■ **The request**: Nothing but the lines from the one containing "Transcribe the text in this document." through the last line should be written out, please, exactly as they stand.

■ **Data in this exercise**:
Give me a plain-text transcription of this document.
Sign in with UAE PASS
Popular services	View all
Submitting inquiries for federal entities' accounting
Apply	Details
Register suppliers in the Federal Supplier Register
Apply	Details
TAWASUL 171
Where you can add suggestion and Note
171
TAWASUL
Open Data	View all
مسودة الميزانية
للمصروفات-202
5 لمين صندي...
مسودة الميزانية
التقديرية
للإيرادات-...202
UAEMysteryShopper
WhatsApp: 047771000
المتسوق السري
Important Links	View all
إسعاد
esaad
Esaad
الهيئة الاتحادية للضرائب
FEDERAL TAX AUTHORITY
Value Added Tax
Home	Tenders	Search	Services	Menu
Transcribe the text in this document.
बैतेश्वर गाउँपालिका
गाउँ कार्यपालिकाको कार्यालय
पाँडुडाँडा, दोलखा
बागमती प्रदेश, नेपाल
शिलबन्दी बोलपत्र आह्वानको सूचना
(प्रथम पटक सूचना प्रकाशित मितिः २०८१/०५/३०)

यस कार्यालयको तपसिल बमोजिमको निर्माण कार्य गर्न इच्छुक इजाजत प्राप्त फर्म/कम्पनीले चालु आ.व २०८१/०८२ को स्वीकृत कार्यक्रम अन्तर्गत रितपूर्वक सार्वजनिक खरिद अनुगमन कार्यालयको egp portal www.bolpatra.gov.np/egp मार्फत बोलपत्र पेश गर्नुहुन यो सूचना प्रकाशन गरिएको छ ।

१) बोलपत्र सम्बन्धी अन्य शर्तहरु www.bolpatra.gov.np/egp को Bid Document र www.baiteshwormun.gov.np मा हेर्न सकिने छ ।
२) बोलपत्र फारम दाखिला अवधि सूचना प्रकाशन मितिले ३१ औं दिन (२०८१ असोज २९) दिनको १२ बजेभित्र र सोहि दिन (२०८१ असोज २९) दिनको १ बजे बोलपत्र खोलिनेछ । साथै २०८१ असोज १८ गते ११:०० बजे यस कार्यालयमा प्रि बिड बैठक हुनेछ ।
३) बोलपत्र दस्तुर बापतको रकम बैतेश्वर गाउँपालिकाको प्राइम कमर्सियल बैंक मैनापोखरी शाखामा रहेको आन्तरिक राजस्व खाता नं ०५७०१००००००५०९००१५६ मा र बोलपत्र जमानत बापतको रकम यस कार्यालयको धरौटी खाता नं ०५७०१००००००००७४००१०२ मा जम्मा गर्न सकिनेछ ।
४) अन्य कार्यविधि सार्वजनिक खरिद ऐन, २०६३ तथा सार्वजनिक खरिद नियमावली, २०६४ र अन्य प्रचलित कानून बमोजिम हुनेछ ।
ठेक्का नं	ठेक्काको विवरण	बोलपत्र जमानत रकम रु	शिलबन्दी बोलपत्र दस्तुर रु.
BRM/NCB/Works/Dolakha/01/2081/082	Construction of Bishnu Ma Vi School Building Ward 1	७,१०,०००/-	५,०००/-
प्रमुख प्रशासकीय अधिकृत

■ **Solved problem**:
Transcribe the text in this document.
बैतेश्वर गाउँपालिका
गाउँ कार्यपालिकाको कार्यालय
पाँडुडाँडा, दोलखा
बागमती प्रदेश, नेपाल
शिलबन्दी बोलपत्र आह्वानको सूचना
(प्रथम पटक सूचना प्रकाशित मितिः २०८१/०५/३०)

यस कार्यालयको तपसिल बमोजिमको निर्माण कार्य गर्न इच्छुक इजाजत प्राप्त फर्म/कम्पनीले चालु आ.व २०८१/०८२ को स्वीकृत कार्यक्रम अन्तर्गत रितपूर्वक सार्वजनिक खरिद अनुगमन कार्यालयको egp portal www.bolpatra.gov.np/egp मार्फत बोलपत्र पेश गर्नुहुन यो सूचना प्रकाशन गरिएको छ ।

१) बोलपत्र सम्बन्धी अन्य शर्तहरु www.bolpatra.gov.np/egp को Bid Document र www.baiteshwormun.gov.np मा हेर्न सकिने छ ।
२) बोलपत्र फारम दाखिला अवधि सूचना प्रकाशन मितिले ३१ औं दिन (२०८१ असोज २९) दिनको १२ बजेभित्र र सोहि दिन (२०८१ असोज २९) दिनको १ बजे बोलपत्र खोलिनेछ । साथै २०८१ असोज १८ गते ११:०० बजे यस कार्यालयमा प्रि बिड बैठक हुनेछ ।
३) बोलपत्र दस्तुर बापतको रकम बैतेश्वर गाउँपालिकाको प्राइम कमर्सियल बैंक मैनापोखरी शाखामा रहेको आन्तरिक राजस्व खाता नं ०५७०१००००००५०९००१५६ मा र बोलपत्र जमानत बापतको रकम यस कार्यालयको धरौटी खाता नं ०५७०१००००००००७४००१०२ मा जम्मा गर्न सकिनेछ ।
४) अन्य कार्यविधि सार्वजनिक खरिद ऐन, २०६३ तथा सार्वजनिक खरिद नियमावली, २०६४ र अन्य प्रचलित कानून बमोजिम हुनेछ ।
ठेक्का नं	ठेक्काको विवरण	बोलपत्र जमानत रकम रु	शिलबन्दी बोलपत्र दस्तुर रु.
BRM/NCB/Works/Dolakha/01/2081/082	Construction of Bishnu Ma Vi School Building Ward 1	७,१०,०००/-	५,०००/-
प्रमुख प्रशासकीय अधिकृत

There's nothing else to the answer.